| Set problem |
Reproduce the items below word for word, but leave out the pictures.

| Data shown |
.....
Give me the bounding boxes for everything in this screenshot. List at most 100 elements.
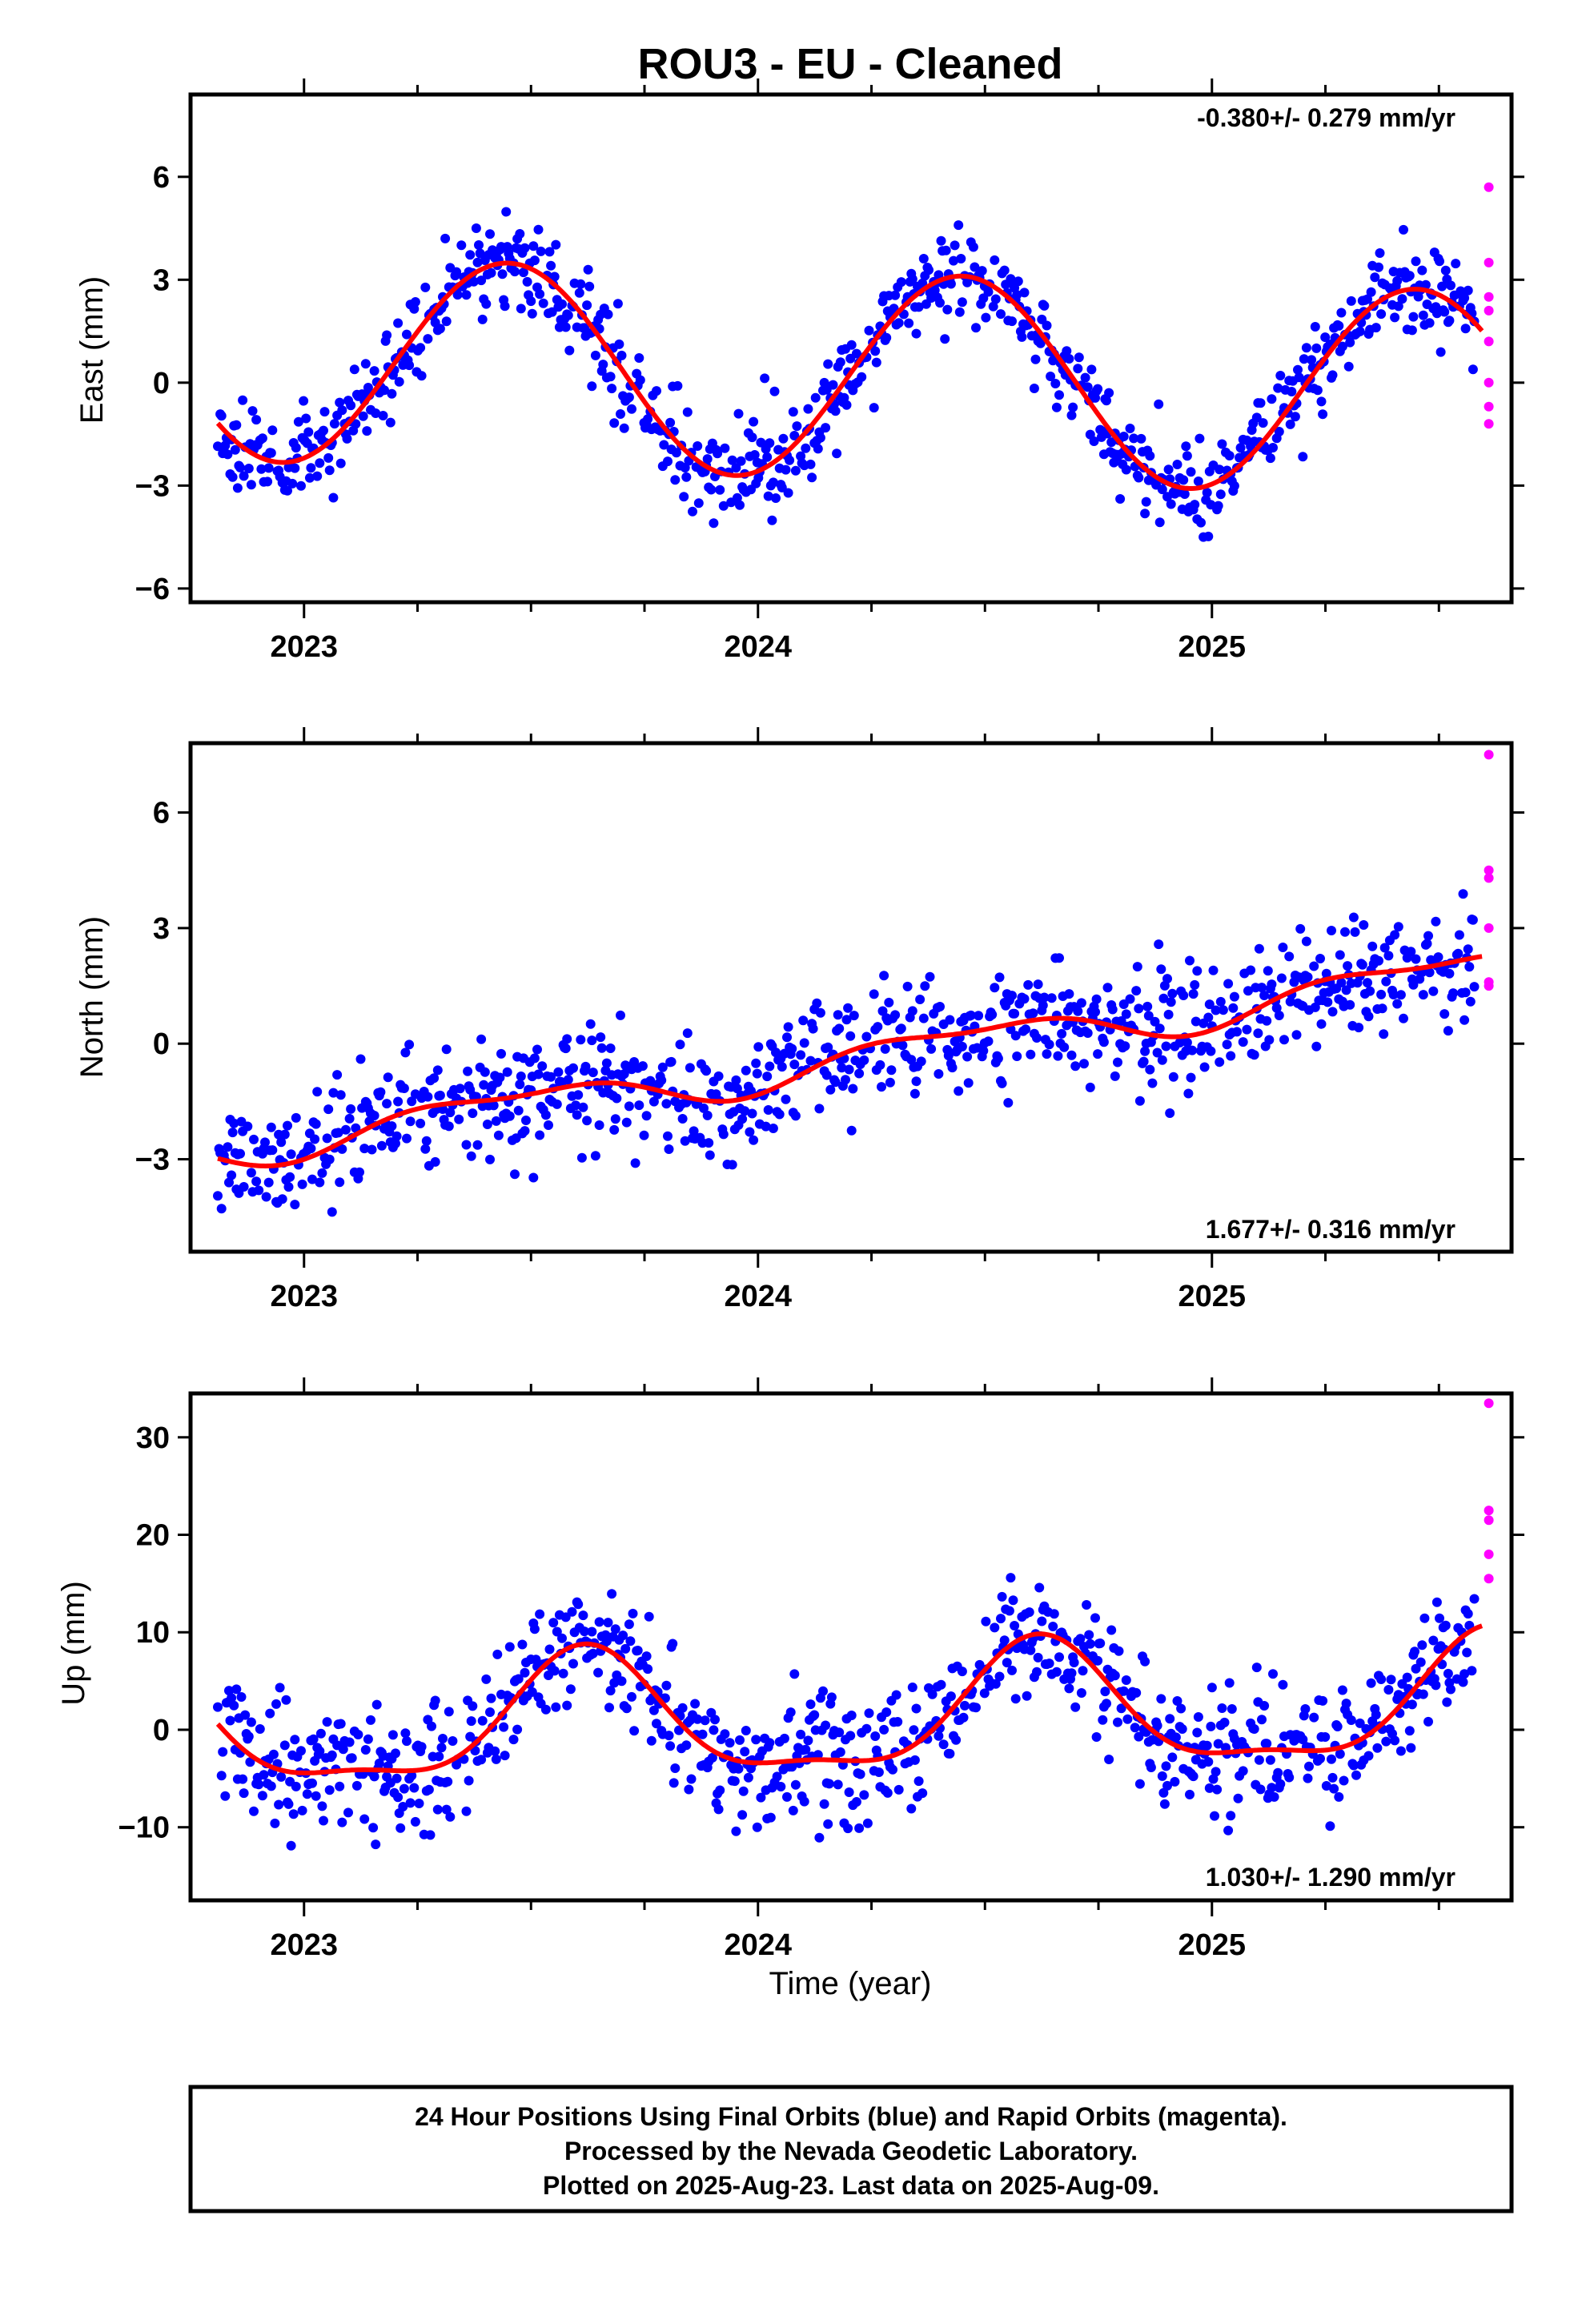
up-point [1084,1630,1094,1640]
north-point [596,1043,607,1053]
north-point [1408,979,1419,990]
up-point [990,1622,1000,1633]
east-point [1393,301,1403,312]
up-point [620,1643,631,1654]
east-point [1140,509,1150,519]
north-point [485,1154,495,1164]
north-point [382,1099,392,1109]
up-point [491,1754,501,1764]
north-point [1363,978,1372,988]
up-point [1249,1724,1259,1734]
footer-box: 24 Hour Positions Using Final Orbits (bl… [188,2085,1514,2213]
north-point [393,1096,404,1107]
up-point [1346,1715,1356,1725]
north-point [445,1108,456,1118]
up-point [517,1639,528,1650]
up-point [1238,1766,1248,1776]
up-point [1462,1647,1472,1658]
up-point [729,1776,740,1787]
north-point [1168,1072,1178,1082]
north-point [1284,951,1295,962]
east-point [1066,410,1077,420]
north-point [906,1055,917,1065]
north-point [324,1154,335,1164]
up-point [560,1612,571,1622]
up-point [813,1750,823,1760]
up-point [1022,1691,1032,1701]
north-point [1465,996,1476,1007]
north-point [1121,1009,1131,1019]
east-point [393,318,404,328]
up-point [1233,1793,1243,1803]
east-point [1397,294,1407,304]
north-point [1340,927,1350,937]
up-point [1411,1663,1421,1674]
east-point [471,223,481,233]
north-point [1226,1051,1236,1061]
north-point [934,1069,944,1079]
east-point [410,297,420,307]
up-point [535,1609,545,1619]
north-point [713,1071,724,1081]
up-point [1090,1613,1100,1623]
up-point [374,1758,384,1768]
east-rapid-point [1484,292,1494,302]
north-point [421,1136,432,1146]
up-point [693,1714,703,1724]
up-point [432,1804,443,1815]
east-point [768,477,778,488]
north-point [283,1182,294,1192]
east-point [1182,451,1192,461]
up-point [994,1671,1005,1682]
up-point [1390,1735,1400,1746]
north-point [1003,1098,1014,1108]
up-point [1419,1613,1430,1623]
north-point [532,1044,542,1055]
up-point [220,1791,231,1801]
up-point [1329,1783,1339,1794]
north-point [641,1111,652,1121]
north-point [1053,1051,1063,1061]
up-x-tick-label: 2023 [270,1928,338,1962]
east-point [1336,308,1347,318]
up-point [720,1729,730,1739]
up-point [257,1791,267,1801]
up-point [393,1792,404,1803]
east-point [679,492,689,502]
up-y-tick-label: −10 [118,1811,170,1845]
east-point [1299,354,1309,364]
east-point [516,304,526,314]
east-point [1193,476,1203,486]
up-point [573,1599,584,1610]
north-point [1443,1026,1453,1036]
east-point [1172,460,1182,469]
up-y-axis-label: Up (mm) [56,1581,91,1706]
up-point [500,1751,510,1761]
up-point [578,1610,588,1621]
east-point [371,408,381,418]
up-point [335,1719,346,1729]
north-point [359,1144,370,1154]
up-point [476,1755,487,1765]
east-point [293,416,303,427]
east-point [990,294,1001,304]
east-point [785,455,795,465]
up-point [605,1686,616,1696]
north-point [783,1022,793,1032]
up-point [416,1742,427,1752]
footer-line-2: Processed by the Nevada Geodetic Laborat… [564,2137,1138,2165]
north-point [375,1087,386,1097]
north-point [1379,1029,1389,1039]
east-point [720,443,730,453]
up-point [1435,1613,1444,1623]
north-point [610,1114,620,1124]
up-point [909,1755,920,1765]
north-point [1323,997,1333,1007]
up-point [911,1703,921,1714]
north-point [243,1121,253,1132]
north-point [875,1059,885,1070]
up-point [697,1729,708,1739]
up-point [906,1803,917,1814]
north-point [387,1121,397,1132]
up-point [1134,1779,1145,1789]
.....
| Reply to the task |
Give me the bounding boxes for everything in this screenshot. List at most 100 elements.
up-point [1084,1630,1094,1640]
north-point [596,1043,607,1053]
north-point [1408,979,1419,990]
up-point [990,1622,1000,1633]
east-point [1393,301,1403,312]
up-point [620,1643,631,1654]
east-point [1140,509,1150,519]
north-point [485,1154,495,1164]
north-point [382,1099,392,1109]
up-point [491,1754,501,1764]
north-point [1363,978,1372,988]
up-point [1249,1724,1259,1734]
footer-box: 24 Hour Positions Using Final Orbits (bl… [188,2085,1514,2213]
north-point [393,1096,404,1107]
up-point [1346,1715,1356,1725]
north-point [445,1108,456,1118]
up-point [517,1639,528,1650]
up-point [1238,1766,1248,1776]
up-point [1462,1647,1472,1658]
up-point [729,1776,740,1787]
north-point [1168,1072,1178,1082]
north-point [1284,951,1295,962]
east-point [1066,410,1077,420]
north-point [906,1055,917,1065]
north-point [324,1154,335,1164]
up-point [560,1612,571,1622]
up-point [813,1750,823,1760]
up-point [1022,1691,1032,1701]
north-point [1465,996,1476,1007]
north-point [1121,1009,1131,1019]
east-point [393,318,404,328]
up-point [1233,1793,1243,1803]
east-point [1397,294,1407,304]
north-point [1340,927,1350,937]
up-point [1411,1663,1421,1674]
east-point [471,223,481,233]
north-point [1226,1051,1236,1061]
north-point [934,1069,944,1079]
east-point [410,297,420,307]
up-point [535,1609,545,1619]
north-point [713,1071,724,1081]
up-point [1090,1613,1100,1623]
up-point [374,1758,384,1768]
east-rapid-point [1484,292,1494,302]
north-point [421,1136,432,1146]
up-point [693,1714,703,1724]
up-point [432,1804,443,1815]
east-point [768,477,778,488]
north-point [283,1182,294,1192]
east-point [1182,451,1192,461]
up-point [994,1671,1005,1682]
up-point [1390,1735,1400,1746]
north-point [1003,1098,1014,1108]
up-point [1419,1613,1430,1623]
north-point [532,1044,542,1055]
up-point [220,1791,231,1801]
up-point [1329,1783,1339,1794]
north-point [641,1111,652,1121]
north-point [1053,1051,1063,1061]
up-x-tick-label: 2023 [270,1928,338,1962]
east-point [1336,308,1347,318]
up-point [720,1729,730,1739]
up-point [257,1791,267,1801]
up-point [393,1792,404,1803]
east-point [679,492,689,502]
up-y-tick-label: −10 [118,1811,170,1845]
east-point [1299,354,1309,364]
east-point [516,304,526,314]
east-point [1193,476,1203,486]
up-point [573,1599,584,1610]
north-point [1443,1026,1453,1036]
east-point [1172,460,1182,469]
up-y-axis-label: Up (mm) [56,1581,91,1706]
up-point [500,1751,510,1761]
up-point [578,1610,588,1621]
east-point [371,408,381,418]
up-point [335,1719,346,1729]
north-point [359,1144,370,1154]
up-point [476,1755,487,1765]
east-point [293,416,303,427]
east-point [990,294,1001,304]
east-point [785,455,795,465]
up-point [605,1686,616,1696]
north-point [783,1022,793,1032]
up-point [416,1742,427,1752]
footer-line-2: Processed by the Nevada Geodetic Laborat… [564,2137,1138,2165]
north-point [375,1087,386,1097]
north-point [1379,1029,1389,1039]
east-point [720,443,730,453]
up-point [1435,1613,1444,1623]
north-point [610,1114,620,1124]
up-point [909,1755,920,1765]
north-point [1323,997,1333,1007]
up-point [911,1703,921,1714]
north-point [243,1121,253,1132]
north-point [875,1059,885,1070]
up-point [697,1729,708,1739]
up-point [906,1803,917,1814]
north-point [387,1121,397,1132]
up-point [1134,1779,1145,1789]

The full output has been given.